Dataset listings of figures

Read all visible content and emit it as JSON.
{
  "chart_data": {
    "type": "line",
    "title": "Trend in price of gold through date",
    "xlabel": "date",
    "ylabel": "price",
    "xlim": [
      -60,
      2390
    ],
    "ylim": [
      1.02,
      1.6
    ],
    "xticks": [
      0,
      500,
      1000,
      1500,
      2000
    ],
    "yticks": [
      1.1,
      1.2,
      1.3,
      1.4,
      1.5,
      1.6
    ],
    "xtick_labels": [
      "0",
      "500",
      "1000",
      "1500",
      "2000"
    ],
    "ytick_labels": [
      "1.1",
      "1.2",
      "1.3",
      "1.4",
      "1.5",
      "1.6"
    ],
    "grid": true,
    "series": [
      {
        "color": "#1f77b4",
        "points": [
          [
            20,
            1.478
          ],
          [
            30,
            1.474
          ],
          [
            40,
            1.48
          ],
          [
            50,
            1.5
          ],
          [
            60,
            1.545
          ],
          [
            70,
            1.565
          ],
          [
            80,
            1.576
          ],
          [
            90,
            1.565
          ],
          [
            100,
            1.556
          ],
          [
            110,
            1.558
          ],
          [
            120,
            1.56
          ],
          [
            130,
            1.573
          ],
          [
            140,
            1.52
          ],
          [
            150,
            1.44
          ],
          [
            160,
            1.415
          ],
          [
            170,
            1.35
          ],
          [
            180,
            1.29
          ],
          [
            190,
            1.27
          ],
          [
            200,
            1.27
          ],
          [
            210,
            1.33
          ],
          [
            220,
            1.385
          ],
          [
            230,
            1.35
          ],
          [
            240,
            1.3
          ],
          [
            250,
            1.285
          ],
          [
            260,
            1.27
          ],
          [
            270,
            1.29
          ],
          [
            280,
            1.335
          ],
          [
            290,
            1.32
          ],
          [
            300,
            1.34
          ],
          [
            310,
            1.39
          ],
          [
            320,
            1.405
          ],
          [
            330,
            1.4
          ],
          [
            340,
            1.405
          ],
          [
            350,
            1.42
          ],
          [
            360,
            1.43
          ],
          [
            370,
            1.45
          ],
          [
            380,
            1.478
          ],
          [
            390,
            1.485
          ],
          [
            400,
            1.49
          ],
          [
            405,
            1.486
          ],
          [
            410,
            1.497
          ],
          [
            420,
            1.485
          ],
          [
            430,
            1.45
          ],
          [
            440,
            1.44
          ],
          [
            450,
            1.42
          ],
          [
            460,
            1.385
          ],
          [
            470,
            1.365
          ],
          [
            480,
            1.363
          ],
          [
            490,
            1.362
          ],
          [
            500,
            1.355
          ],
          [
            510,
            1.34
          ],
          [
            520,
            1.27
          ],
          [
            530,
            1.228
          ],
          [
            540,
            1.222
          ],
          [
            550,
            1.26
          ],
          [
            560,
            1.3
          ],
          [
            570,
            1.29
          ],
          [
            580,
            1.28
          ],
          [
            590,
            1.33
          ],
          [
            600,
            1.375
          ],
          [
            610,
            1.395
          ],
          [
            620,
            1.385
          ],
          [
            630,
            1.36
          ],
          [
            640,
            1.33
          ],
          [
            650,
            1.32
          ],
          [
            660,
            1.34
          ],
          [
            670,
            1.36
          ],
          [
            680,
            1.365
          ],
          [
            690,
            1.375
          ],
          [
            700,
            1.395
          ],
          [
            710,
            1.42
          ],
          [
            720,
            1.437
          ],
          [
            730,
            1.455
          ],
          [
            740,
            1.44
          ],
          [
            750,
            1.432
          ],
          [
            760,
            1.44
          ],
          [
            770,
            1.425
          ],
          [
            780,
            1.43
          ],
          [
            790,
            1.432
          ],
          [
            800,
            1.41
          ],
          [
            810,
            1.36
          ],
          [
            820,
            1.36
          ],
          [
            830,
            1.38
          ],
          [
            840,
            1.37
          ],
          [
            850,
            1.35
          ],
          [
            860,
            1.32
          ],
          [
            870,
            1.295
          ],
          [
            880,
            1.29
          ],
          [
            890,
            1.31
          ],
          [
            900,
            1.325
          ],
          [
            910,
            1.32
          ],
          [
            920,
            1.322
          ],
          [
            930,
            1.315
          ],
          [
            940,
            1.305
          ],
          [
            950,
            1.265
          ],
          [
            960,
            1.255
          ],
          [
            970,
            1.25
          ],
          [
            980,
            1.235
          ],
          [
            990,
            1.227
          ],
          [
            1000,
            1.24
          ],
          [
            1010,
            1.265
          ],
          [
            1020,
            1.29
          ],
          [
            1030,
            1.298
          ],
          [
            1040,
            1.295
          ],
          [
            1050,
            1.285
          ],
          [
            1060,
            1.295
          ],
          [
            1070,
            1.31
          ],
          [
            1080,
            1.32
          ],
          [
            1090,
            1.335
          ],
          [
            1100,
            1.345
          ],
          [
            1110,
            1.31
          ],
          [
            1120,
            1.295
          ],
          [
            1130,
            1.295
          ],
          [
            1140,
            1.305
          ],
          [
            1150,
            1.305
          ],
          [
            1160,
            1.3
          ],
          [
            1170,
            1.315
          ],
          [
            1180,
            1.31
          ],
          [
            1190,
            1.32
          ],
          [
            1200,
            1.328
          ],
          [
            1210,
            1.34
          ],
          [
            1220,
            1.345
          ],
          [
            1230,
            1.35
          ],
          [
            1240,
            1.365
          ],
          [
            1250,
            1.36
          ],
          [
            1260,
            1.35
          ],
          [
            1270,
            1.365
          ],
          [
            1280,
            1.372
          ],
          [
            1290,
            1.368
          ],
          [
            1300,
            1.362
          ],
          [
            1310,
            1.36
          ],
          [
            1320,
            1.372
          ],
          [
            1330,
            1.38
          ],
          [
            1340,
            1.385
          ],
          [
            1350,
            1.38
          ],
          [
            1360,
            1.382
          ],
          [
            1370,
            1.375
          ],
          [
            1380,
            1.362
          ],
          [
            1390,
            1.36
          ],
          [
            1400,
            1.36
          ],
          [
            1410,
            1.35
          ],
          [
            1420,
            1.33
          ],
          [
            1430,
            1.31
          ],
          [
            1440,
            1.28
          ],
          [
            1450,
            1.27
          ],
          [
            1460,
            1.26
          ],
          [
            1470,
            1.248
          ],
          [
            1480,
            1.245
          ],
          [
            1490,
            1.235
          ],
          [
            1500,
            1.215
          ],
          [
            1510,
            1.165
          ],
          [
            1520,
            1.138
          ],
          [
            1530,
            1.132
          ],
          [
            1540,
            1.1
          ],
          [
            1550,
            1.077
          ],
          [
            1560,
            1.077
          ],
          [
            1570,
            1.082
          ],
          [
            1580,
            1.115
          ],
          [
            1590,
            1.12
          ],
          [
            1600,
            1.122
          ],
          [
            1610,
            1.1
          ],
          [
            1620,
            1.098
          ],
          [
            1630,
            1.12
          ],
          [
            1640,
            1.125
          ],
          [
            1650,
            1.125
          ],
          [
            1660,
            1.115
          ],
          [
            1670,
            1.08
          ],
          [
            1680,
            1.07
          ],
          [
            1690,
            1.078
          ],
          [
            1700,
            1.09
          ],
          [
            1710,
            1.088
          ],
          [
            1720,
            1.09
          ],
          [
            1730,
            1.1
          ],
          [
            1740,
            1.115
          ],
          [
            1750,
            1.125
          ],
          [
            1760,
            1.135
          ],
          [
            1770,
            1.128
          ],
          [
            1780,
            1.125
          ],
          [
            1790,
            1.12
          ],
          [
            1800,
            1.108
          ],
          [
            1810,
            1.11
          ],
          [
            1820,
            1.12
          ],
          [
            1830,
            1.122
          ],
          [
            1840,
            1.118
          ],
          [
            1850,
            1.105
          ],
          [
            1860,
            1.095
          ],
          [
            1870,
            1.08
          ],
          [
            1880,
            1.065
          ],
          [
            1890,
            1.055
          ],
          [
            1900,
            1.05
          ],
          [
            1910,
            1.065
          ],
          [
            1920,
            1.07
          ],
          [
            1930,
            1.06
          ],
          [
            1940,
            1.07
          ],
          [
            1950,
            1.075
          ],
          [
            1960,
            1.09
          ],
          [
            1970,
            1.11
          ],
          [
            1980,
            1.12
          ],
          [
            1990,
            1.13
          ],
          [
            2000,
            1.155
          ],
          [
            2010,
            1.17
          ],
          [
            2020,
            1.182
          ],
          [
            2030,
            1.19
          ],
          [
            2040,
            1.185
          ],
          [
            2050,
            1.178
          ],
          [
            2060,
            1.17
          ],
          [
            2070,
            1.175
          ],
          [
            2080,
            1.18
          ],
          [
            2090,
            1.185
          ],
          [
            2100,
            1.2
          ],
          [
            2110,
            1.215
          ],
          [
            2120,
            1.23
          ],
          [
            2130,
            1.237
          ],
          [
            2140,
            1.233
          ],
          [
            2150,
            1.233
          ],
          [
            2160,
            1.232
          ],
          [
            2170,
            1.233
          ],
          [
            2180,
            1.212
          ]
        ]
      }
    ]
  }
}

### YOUR OBJECTIVE
Of the lines in the entries, how many include the word "price"? State only the number.

### FINAL RESULT
2